• **THE RECORDS**
— Begin —

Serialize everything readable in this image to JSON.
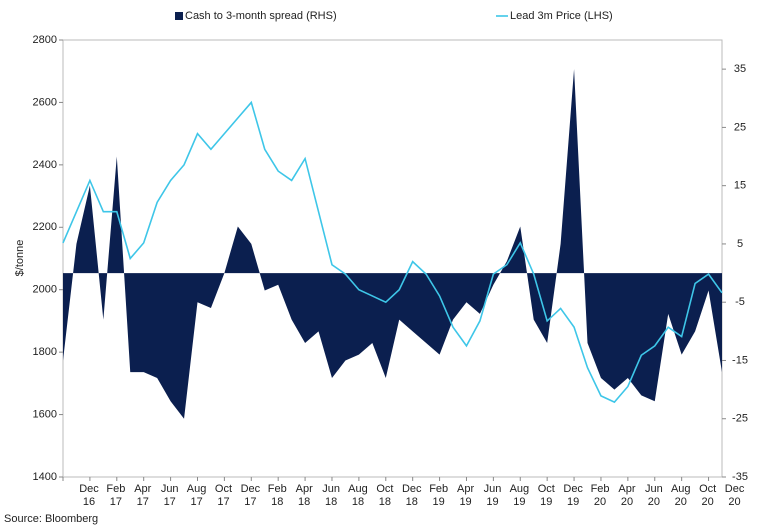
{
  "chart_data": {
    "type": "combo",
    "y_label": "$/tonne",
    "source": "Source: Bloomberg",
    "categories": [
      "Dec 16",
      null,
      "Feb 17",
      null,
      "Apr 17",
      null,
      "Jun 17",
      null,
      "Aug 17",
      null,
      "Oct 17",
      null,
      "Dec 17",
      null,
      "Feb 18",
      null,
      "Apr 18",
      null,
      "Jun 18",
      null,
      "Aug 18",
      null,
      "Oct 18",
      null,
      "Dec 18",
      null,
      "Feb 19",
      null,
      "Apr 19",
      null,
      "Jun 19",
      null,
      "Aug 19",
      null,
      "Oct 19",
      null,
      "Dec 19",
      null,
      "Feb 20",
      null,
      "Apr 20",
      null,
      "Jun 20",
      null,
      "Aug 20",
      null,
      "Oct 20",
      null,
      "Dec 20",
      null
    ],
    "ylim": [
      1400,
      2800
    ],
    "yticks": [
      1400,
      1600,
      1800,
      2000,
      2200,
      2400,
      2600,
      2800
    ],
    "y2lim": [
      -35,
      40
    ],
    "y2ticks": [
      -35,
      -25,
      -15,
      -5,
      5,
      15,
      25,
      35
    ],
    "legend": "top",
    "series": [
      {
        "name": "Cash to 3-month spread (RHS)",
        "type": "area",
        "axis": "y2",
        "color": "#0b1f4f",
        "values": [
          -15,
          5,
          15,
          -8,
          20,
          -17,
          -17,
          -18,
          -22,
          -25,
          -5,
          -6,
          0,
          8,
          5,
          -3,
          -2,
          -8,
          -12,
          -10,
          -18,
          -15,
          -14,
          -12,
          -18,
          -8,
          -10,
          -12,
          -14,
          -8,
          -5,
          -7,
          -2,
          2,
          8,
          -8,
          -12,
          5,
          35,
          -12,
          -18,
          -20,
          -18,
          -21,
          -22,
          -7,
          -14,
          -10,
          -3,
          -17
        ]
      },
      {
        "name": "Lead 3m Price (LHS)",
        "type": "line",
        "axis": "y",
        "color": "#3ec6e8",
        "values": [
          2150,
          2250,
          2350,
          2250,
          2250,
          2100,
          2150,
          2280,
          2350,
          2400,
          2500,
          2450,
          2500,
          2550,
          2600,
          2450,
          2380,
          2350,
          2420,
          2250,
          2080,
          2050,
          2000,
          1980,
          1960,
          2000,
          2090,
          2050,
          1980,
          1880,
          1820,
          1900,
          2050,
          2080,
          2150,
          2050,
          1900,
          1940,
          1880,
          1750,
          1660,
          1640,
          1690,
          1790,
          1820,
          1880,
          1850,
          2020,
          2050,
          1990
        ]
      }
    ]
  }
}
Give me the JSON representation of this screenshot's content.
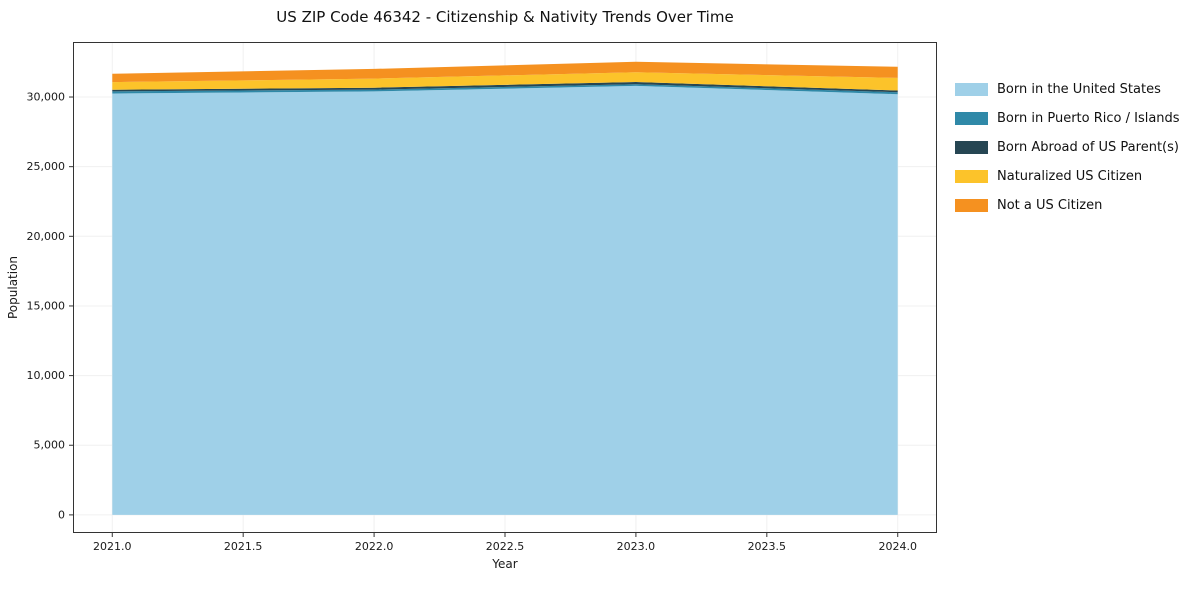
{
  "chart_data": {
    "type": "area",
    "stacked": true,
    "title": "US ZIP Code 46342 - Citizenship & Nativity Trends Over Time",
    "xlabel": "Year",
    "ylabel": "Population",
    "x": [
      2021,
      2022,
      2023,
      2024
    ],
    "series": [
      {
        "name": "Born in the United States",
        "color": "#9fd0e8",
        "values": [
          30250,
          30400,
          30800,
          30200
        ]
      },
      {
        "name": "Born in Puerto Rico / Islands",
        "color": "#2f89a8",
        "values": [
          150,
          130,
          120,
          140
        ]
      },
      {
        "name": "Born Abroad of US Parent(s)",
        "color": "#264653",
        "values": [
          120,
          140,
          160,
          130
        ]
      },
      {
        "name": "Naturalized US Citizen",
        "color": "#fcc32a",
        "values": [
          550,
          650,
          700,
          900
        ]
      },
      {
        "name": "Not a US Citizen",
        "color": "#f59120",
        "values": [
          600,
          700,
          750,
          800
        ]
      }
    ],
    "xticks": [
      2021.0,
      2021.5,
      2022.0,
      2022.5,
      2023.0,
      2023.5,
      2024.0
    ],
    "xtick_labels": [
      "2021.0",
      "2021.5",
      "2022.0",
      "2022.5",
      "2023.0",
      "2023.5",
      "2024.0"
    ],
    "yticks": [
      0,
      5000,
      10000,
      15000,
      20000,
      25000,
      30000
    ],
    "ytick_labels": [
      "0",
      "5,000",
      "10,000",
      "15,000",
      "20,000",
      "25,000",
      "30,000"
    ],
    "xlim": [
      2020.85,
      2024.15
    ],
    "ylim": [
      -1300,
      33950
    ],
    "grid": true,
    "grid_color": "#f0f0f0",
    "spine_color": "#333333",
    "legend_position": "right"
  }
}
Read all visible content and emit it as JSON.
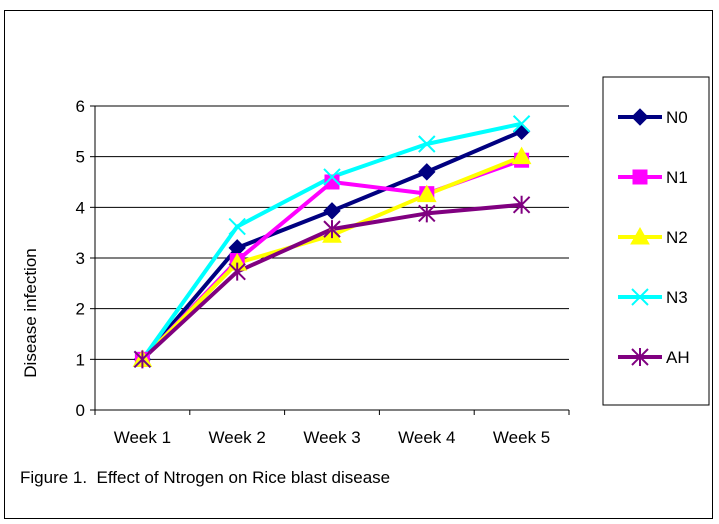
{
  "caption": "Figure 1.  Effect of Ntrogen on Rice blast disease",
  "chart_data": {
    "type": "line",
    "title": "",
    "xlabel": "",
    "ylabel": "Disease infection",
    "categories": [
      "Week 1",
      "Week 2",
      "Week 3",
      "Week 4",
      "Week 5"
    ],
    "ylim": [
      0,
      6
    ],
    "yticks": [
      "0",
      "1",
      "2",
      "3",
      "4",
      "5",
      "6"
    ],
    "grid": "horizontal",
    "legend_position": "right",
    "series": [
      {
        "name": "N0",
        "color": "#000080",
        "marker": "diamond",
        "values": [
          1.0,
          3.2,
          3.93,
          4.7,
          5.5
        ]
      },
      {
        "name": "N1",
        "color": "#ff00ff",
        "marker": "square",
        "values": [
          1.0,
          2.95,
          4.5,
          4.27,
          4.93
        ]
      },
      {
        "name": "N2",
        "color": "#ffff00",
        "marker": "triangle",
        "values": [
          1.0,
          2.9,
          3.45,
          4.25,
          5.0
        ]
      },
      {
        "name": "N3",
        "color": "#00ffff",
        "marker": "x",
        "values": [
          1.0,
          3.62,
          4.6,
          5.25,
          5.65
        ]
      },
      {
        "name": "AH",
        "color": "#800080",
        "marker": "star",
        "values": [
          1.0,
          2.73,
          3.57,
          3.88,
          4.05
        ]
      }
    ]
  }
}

— End —

• **WORK INSTRUCTIONS**
Sift through the entries and copy every line with "ylabel".

• **WORKED ANSWER**
    "ylabel": "Population",
    "ylabel": "Disease infection",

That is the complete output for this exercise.